▶ **DIRECTIONS**
The records below need retyping in full; give them again exactly.

##### DATA EXCERPTS #####

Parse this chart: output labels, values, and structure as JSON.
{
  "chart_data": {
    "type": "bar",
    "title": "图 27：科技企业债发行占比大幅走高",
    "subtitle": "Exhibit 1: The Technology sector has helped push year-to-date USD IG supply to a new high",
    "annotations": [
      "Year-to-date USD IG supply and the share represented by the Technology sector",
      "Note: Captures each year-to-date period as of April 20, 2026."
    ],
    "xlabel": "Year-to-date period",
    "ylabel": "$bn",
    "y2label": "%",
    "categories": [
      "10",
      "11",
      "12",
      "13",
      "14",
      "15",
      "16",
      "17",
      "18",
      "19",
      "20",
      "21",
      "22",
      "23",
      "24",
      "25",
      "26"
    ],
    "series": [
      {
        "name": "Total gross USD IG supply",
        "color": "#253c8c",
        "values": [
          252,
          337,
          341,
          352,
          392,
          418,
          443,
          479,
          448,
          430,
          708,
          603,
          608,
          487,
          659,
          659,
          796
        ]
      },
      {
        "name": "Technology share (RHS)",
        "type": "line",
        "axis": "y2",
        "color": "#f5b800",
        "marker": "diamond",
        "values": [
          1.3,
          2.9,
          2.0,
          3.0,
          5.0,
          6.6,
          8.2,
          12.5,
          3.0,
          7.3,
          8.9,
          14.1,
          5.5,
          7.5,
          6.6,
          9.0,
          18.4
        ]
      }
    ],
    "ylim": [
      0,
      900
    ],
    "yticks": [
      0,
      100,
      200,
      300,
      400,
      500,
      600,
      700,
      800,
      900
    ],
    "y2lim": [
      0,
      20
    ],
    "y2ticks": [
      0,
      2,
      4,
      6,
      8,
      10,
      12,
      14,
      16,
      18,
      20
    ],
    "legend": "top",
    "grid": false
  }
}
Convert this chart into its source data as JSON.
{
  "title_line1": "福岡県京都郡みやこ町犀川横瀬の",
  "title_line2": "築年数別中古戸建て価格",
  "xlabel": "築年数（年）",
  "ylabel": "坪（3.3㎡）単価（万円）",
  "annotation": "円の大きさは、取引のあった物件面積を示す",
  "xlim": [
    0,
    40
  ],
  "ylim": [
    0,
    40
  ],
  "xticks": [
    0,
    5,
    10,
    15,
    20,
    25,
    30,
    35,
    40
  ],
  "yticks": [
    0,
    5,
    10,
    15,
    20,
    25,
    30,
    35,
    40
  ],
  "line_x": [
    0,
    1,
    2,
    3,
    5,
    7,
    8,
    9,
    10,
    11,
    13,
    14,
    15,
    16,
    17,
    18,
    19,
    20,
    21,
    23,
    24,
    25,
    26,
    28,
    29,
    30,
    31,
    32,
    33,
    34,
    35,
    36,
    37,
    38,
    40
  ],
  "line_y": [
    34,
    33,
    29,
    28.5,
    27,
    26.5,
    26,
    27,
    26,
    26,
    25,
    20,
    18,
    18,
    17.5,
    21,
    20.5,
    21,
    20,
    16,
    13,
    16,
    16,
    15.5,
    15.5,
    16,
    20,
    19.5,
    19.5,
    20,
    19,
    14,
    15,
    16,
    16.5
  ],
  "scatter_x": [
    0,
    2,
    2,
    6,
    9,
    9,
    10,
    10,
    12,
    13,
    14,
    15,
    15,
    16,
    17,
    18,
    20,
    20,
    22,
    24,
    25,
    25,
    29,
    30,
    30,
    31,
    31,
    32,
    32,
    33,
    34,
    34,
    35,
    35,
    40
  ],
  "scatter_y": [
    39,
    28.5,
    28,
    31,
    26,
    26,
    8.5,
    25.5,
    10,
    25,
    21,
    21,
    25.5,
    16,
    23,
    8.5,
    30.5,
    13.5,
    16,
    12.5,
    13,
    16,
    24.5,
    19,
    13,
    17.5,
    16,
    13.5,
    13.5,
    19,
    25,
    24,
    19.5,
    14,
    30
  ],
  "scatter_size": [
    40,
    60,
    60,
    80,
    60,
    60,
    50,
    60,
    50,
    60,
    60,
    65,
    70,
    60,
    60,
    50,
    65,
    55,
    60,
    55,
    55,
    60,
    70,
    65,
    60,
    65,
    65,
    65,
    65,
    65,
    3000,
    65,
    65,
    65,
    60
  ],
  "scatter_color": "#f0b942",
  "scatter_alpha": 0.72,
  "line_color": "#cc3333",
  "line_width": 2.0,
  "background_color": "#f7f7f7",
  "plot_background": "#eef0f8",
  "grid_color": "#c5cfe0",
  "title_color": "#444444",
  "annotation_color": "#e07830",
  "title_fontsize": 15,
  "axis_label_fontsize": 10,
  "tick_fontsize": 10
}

#####

▶ **WORKED SOLUTION**
Parse this chart: output labels, values, and structure as JSON.
{
  "chart_data": {
    "type": "bar",
    "title": "图 27：科技企业债发行占比大幅走高",
    "subtitle": "Exhibit 1: The Technology sector has helped push year-to-date USD IG supply to a new high",
    "annotations": [
      "Year-to-date USD IG supply and the share represented by the Technology sector",
      "Note: Captures each year-to-date period as of April 20, 2026."
    ],
    "xlabel": "Year-to-date period",
    "ylabel": "$bn",
    "y2label": "%",
    "categories": [
      "10",
      "11",
      "12",
      "13",
      "14",
      "15",
      "16",
      "17",
      "18",
      "19",
      "20",
      "21",
      "22",
      "23",
      "24",
      "25",
      "26"
    ],
    "series": [
      {
        "name": "Total gross USD IG supply",
        "color": "#253c8c",
        "values": [
          252,
          337,
          341,
          352,
          392,
          418,
          443,
          479,
          448,
          430,
          708,
          603,
          608,
          487,
          659,
          659,
          796
        ]
      },
      {
        "name": "Technology share (RHS)",
        "type": "line",
        "axis": "y2",
        "color": "#f5b800",
        "marker": "diamond",
        "values": [
          1.3,
          2.9,
          2.0,
          3.0,
          5.0,
          6.6,
          8.2,
          12.5,
          3.0,
          7.3,
          8.9,
          14.1,
          5.5,
          7.5,
          6.6,
          9.0,
          18.4
        ]
      }
    ],
    "ylim": [
      0,
      900
    ],
    "yticks": [
      0,
      100,
      200,
      300,
      400,
      500,
      600,
      700,
      800,
      900
    ],
    "y2lim": [
      0,
      20
    ],
    "y2ticks": [
      0,
      2,
      4,
      6,
      8,
      10,
      12,
      14,
      16,
      18,
      20
    ],
    "legend": "top",
    "grid": false
  }
}
Convert this chart into its source data as JSON.
{
  "title_line1": "福岡県京都郡みやこ町犀川横瀬の",
  "title_line2": "築年数別中古戸建て価格",
  "xlabel": "築年数（年）",
  "ylabel": "坪（3.3㎡）単価（万円）",
  "annotation": "円の大きさは、取引のあった物件面積を示す",
  "xlim": [
    0,
    40
  ],
  "ylim": [
    0,
    40
  ],
  "xticks": [
    0,
    5,
    10,
    15,
    20,
    25,
    30,
    35,
    40
  ],
  "yticks": [
    0,
    5,
    10,
    15,
    20,
    25,
    30,
    35,
    40
  ],
  "line_x": [
    0,
    1,
    2,
    3,
    5,
    7,
    8,
    9,
    10,
    11,
    13,
    14,
    15,
    16,
    17,
    18,
    19,
    20,
    21,
    23,
    24,
    25,
    26,
    28,
    29,
    30,
    31,
    32,
    33,
    34,
    35,
    36,
    37,
    38,
    40
  ],
  "line_y": [
    34,
    33,
    29,
    28.5,
    27,
    26.5,
    26,
    27,
    26,
    26,
    25,
    20,
    18,
    18,
    17.5,
    21,
    20.5,
    21,
    20,
    16,
    13,
    16,
    16,
    15.5,
    15.5,
    16,
    20,
    19.5,
    19.5,
    20,
    19,
    14,
    15,
    16,
    16.5
  ],
  "scatter_x": [
    0,
    2,
    2,
    6,
    9,
    9,
    10,
    10,
    12,
    13,
    14,
    15,
    15,
    16,
    17,
    18,
    20,
    20,
    22,
    24,
    25,
    25,
    29,
    30,
    30,
    31,
    31,
    32,
    32,
    33,
    34,
    34,
    35,
    35,
    40
  ],
  "scatter_y": [
    39,
    28.5,
    28,
    31,
    26,
    26,
    8.5,
    25.5,
    10,
    25,
    21,
    21,
    25.5,
    16,
    23,
    8.5,
    30.5,
    13.5,
    16,
    12.5,
    13,
    16,
    24.5,
    19,
    13,
    17.5,
    16,
    13.5,
    13.5,
    19,
    25,
    24,
    19.5,
    14,
    30
  ],
  "scatter_size": [
    40,
    60,
    60,
    80,
    60,
    60,
    50,
    60,
    50,
    60,
    60,
    65,
    70,
    60,
    60,
    50,
    65,
    55,
    60,
    55,
    55,
    60,
    70,
    65,
    60,
    65,
    65,
    65,
    65,
    65,
    3000,
    65,
    65,
    65,
    60
  ],
  "scatter_color": "#f0b942",
  "scatter_alpha": 0.72,
  "line_color": "#cc3333",
  "line_width": 2.0,
  "background_color": "#f7f7f7",
  "plot_background": "#eef0f8",
  "grid_color": "#c5cfe0",
  "title_color": "#444444",
  "annotation_color": "#e07830",
  "title_fontsize": 15,
  "axis_label_fontsize": 10,
  "tick_fontsize": 10
}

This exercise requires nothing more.